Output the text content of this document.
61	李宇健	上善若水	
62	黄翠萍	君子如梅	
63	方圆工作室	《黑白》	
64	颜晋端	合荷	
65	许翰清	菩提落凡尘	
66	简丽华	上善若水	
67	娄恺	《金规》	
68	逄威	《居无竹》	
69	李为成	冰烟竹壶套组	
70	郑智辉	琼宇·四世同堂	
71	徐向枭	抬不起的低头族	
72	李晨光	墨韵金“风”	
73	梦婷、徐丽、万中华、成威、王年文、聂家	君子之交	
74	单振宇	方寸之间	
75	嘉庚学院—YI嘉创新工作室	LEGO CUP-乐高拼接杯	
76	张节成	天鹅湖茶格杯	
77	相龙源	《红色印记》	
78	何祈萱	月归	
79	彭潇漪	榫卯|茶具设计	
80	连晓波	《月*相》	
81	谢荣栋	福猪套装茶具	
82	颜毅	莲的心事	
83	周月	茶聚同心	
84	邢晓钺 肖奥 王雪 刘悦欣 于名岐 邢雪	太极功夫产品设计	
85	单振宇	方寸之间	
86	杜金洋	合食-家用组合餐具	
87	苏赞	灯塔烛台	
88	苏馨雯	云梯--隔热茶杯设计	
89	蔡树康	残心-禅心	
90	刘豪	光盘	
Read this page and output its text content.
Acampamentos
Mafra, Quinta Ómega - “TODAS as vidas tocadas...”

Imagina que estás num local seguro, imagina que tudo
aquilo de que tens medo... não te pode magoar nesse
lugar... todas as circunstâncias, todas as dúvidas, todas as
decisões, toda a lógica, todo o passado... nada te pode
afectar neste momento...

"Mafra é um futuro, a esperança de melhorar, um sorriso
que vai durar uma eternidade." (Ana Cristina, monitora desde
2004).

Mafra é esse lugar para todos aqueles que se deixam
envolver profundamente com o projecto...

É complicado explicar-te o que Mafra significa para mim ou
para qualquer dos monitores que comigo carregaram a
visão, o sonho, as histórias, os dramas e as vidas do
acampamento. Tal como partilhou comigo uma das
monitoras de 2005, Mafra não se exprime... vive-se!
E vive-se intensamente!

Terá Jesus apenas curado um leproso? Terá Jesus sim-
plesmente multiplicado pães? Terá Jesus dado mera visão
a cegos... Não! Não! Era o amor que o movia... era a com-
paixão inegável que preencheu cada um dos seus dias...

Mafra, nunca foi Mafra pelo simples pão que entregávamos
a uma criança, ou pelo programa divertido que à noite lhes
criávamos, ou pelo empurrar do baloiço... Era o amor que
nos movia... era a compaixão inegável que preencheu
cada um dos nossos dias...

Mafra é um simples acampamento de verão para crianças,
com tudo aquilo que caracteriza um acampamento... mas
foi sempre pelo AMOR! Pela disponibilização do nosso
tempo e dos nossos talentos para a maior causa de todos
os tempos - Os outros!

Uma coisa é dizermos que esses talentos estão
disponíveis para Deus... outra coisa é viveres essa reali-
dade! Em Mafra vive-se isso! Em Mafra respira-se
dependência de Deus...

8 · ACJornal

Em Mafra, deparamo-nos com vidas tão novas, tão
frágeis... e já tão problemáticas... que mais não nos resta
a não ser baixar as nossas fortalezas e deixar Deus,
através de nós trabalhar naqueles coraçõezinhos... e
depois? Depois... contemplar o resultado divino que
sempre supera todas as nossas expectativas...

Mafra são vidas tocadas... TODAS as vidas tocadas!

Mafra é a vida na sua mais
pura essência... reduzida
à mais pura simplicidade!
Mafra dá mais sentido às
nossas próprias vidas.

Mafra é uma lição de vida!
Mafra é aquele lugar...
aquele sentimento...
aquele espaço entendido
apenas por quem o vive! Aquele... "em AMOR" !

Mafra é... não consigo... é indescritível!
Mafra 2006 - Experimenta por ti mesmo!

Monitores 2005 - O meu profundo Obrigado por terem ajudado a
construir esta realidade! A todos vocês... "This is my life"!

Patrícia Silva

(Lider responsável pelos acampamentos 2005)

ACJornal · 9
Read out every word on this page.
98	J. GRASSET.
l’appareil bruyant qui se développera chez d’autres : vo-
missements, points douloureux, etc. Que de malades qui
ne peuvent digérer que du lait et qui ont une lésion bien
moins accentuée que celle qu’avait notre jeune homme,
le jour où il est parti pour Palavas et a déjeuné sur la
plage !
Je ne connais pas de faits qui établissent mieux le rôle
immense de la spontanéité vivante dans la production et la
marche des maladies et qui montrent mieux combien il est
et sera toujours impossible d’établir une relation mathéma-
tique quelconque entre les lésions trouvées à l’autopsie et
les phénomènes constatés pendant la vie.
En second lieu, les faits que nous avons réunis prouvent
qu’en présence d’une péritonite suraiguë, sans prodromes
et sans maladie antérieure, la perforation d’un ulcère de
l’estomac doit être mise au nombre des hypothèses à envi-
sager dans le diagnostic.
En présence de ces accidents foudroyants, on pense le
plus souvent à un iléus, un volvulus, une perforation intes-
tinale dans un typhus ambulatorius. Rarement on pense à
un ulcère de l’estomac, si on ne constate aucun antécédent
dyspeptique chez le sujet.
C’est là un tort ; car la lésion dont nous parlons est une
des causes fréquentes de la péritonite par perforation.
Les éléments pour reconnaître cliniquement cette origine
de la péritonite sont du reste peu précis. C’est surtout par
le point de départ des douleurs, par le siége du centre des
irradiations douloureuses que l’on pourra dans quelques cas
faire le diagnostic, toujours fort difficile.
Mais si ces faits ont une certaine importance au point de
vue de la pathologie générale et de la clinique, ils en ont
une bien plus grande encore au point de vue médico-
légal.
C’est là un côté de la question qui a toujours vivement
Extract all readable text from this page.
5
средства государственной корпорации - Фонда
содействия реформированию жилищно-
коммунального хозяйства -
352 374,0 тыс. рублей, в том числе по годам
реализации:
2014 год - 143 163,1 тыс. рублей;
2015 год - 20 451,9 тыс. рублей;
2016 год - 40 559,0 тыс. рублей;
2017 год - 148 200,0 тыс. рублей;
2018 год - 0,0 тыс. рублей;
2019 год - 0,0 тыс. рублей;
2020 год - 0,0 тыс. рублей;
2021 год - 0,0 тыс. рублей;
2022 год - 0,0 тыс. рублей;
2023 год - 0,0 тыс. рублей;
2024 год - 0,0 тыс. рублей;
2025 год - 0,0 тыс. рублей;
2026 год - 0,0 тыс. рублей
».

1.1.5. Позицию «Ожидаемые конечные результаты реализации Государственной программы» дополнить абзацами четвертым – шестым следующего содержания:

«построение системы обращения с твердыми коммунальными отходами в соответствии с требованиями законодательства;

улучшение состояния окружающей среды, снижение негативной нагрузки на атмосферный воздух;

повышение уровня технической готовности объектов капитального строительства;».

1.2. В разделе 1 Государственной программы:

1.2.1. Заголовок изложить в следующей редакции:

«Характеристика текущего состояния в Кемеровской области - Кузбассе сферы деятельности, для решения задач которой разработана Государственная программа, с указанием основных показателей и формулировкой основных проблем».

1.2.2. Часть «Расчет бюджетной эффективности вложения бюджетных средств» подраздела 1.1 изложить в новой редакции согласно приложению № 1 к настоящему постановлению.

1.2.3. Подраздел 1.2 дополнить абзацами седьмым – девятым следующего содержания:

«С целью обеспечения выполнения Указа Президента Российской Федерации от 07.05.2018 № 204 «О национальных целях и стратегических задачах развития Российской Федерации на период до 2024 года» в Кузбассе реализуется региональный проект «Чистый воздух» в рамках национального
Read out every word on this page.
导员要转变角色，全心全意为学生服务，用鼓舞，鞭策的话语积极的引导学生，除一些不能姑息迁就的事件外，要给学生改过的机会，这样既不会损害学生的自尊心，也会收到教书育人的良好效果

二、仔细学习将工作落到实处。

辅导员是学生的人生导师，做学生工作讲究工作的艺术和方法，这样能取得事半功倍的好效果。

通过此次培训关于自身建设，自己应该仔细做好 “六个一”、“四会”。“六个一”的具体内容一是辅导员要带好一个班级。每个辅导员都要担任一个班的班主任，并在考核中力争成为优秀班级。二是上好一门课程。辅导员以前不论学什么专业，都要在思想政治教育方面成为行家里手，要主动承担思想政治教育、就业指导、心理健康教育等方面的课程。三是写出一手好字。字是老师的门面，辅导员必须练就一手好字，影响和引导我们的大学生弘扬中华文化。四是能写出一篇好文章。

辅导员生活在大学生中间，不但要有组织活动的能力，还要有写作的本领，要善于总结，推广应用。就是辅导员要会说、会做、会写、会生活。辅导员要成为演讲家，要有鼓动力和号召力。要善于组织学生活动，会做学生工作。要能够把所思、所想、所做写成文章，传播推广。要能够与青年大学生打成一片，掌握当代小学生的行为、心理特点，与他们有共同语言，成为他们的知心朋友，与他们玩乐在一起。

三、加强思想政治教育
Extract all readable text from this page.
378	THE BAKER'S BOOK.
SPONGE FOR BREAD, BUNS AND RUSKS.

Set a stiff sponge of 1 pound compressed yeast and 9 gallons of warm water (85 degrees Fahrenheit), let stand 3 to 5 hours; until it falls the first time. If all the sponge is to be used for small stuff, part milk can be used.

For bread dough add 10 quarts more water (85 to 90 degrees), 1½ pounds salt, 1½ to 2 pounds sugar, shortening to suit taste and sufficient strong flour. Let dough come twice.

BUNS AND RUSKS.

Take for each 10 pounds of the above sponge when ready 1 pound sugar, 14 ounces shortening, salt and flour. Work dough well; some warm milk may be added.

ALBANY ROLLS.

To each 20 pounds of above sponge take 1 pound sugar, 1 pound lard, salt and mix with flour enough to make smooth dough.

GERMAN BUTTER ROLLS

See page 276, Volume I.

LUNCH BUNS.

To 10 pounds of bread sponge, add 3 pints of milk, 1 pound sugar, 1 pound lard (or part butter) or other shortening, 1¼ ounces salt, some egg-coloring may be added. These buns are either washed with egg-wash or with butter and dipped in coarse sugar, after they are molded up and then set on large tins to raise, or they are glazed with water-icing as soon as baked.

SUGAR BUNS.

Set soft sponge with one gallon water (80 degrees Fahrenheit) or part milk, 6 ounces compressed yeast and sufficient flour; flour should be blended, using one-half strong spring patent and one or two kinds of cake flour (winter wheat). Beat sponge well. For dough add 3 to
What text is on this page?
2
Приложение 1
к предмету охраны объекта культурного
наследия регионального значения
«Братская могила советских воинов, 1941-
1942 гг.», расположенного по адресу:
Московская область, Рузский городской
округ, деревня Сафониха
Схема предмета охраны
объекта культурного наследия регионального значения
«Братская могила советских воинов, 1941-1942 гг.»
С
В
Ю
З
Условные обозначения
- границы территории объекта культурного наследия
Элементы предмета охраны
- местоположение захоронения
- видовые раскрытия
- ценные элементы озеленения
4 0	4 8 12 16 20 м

⁂

→ **Stated goal**: Identify how many lines in the entries above include the string "some", then state that number alone.

→ **Problem solution**: 2